Pemirsa remaja menonton program hiburan. Sedangkan pemirsa dewasa cenderung menonton program berita, religi, dan olahraga.

Religi
Menurut Hellen, tontonan TV akan berbeda lagi jika dilihat dari status pekerjaan pemirsanya. Misalnya saja ibu rumahtangga lebih banyak penonton program bergenre serial (sinetron) dan religi.
Para pekerja meluangkan waktu untuk menonton genre berita, program religi, dan olahraga. Sedangkan para pensiunan/pencari kerja menghabiskan waktu di depan TV untuk menonton program bergenre
informasi dan berita.
Populasi responden penonton televisi dalam survei di 10 kota besar ini diklaim mencakup populasi sebanyak 42 juta individu.
Komposisinya, relatif seimbang antara laki-laki 46,7 persen dan perempuan 53,3 persen.

-- Kumpulan data --
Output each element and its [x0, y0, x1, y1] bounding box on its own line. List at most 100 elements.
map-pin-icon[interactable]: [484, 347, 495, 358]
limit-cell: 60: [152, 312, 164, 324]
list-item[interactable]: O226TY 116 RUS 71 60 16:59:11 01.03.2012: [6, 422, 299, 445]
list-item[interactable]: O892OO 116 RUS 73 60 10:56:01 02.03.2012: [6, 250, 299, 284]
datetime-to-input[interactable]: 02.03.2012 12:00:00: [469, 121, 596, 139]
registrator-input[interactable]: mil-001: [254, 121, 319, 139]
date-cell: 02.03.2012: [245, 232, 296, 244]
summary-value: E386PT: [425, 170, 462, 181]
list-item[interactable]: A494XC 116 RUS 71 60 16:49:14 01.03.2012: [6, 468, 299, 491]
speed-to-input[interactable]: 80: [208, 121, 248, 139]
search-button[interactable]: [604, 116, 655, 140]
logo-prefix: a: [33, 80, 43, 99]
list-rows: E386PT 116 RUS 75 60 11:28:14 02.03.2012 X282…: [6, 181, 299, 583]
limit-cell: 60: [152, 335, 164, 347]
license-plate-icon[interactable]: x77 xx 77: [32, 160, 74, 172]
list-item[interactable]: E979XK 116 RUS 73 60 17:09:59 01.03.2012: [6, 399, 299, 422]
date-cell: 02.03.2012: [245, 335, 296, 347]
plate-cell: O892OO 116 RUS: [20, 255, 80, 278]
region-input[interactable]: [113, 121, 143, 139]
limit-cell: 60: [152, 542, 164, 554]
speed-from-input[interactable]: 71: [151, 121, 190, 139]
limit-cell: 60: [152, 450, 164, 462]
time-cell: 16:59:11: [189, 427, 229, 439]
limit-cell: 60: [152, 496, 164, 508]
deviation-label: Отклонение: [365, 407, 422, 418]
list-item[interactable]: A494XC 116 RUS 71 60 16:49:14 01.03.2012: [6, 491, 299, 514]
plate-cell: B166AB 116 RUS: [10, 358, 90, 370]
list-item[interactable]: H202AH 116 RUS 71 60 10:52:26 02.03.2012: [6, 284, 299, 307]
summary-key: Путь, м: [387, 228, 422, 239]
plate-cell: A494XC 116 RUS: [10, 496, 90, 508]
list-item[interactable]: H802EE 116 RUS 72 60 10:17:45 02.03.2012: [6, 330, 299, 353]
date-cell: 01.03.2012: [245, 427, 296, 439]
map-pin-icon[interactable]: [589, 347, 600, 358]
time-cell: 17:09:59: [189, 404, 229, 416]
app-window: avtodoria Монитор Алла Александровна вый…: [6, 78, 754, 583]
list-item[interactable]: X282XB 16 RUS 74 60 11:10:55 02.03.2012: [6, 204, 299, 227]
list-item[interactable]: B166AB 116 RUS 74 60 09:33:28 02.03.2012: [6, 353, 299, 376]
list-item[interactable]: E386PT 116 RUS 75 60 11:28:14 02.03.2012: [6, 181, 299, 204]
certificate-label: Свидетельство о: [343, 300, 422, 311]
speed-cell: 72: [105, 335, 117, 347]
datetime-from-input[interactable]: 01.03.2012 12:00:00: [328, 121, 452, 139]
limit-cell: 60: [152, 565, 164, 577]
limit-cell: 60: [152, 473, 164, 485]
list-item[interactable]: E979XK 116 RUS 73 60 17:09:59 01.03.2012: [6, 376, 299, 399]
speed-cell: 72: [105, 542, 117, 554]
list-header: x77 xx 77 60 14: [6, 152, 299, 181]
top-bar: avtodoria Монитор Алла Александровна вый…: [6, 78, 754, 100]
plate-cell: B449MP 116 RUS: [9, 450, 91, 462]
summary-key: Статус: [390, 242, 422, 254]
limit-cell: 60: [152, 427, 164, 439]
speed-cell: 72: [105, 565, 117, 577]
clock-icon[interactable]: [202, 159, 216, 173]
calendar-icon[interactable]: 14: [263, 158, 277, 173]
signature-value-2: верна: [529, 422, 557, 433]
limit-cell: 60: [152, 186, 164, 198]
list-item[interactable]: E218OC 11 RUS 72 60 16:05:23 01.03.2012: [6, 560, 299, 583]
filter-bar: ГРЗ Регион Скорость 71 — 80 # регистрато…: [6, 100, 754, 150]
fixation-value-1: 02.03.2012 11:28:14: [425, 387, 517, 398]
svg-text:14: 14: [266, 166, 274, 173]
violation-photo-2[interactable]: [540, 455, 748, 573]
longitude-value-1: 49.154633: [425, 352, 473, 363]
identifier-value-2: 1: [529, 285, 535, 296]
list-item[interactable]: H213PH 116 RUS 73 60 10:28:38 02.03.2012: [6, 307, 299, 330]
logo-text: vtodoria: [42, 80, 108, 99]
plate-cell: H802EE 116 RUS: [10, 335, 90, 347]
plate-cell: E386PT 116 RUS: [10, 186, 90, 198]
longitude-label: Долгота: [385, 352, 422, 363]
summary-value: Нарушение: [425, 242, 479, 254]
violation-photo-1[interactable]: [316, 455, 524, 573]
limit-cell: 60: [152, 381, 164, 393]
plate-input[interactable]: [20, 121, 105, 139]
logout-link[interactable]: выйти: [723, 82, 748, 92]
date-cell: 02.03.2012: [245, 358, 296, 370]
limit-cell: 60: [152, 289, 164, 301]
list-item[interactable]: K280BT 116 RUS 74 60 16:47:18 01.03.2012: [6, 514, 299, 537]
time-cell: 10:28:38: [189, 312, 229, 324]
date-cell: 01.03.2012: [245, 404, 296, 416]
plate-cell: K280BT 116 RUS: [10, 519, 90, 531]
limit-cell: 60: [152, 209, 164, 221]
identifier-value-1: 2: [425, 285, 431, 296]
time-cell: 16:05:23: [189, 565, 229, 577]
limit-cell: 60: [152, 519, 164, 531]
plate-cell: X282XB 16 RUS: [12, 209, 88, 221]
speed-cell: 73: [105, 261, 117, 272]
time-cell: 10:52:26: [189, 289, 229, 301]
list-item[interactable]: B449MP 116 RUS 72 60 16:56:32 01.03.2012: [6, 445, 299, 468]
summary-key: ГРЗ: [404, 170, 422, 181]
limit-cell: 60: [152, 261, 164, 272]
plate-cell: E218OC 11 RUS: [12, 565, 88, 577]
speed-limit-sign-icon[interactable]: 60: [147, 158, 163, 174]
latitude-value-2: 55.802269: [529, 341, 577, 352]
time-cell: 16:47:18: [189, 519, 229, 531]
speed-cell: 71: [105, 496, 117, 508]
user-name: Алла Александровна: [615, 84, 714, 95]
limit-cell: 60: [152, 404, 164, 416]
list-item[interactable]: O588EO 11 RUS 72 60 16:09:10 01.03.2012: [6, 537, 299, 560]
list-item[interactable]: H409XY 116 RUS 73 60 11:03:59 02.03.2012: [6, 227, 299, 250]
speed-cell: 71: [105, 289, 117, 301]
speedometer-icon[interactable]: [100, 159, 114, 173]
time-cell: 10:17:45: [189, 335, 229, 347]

-- Tugas singkat 1 --
Terjemahkan kalimat "Komposisinya, relatif seimbang antara laki-laki 46,7 persen dan perempuan 53,3 persen." dari kutipan tentang survei penonton televisi ke dalam bahasa Inggris.
-- Tugas singkat 2 --
Menurut kutipan tentang survei penonton televisi, berapa besar populasi yang diklaim tercakup oleh responden survei di 10 kota besar?
-- Tugas singkat 3 --
Teruskan kutipan tentang survei penonton televisi mulai dari kalimat terakhirnya.

-- Hasil tugas 1 --
Its composition is relatively balanced between men at 46.7 percent and women at 53.3 percent.

-- Hasil tugas 2 --
Populasi yang tercakup diklaim sebanyak 42 juta individu.

-- Hasil tugas 3 --
Di antara mereka, persentase pemirsa dewasa muda (20-39 tahun) lebih besar yakni mencapai 40,4 persen dibandingkan anak-anak umur 5-14 tahun (22,6 persen), remaja usia 15-19 tahun (10,8 persen), dan dewasa usia 40 tahun ke atas (26,3 persen). Respoden dipilih secara acak dari semua kelas sosial dengan jumlah pemirsa dari kelas menengah atau SES C (51,3 persen) lebih besar daripada pemirsa kelas atas (29,4 persen) dan kelas bawah (19,3 persen).



Miskin

Survei ini juga menemukan kecenderungan bahwa semakin rendah pendapatan orang, semakin banyak waktu yang mereka habiskan untuk menonton televisi.
Masyarakat dengan sosial ekonomi status (SES) E yang pengeluaran di bawah Rp 500 ribu per bulan, terbukti paling banyak menonton televisi, terutama pada jam-jam tayang utama (prime time).
Sedang kelompok masyarakat dengan SES A (pengeluaran bulanan diatas Rp 3 juta) paling sedikit menyempatkan waktu menonton televisi.
"Mengamati kebiasaan menonton pemirsa TV di sepanjang hari,tampak bahwa semakin rendah status sosial ekonominya, justru semakin tinggi kepemirsaan TV-nya, terutama saat prime time," kata Hellen.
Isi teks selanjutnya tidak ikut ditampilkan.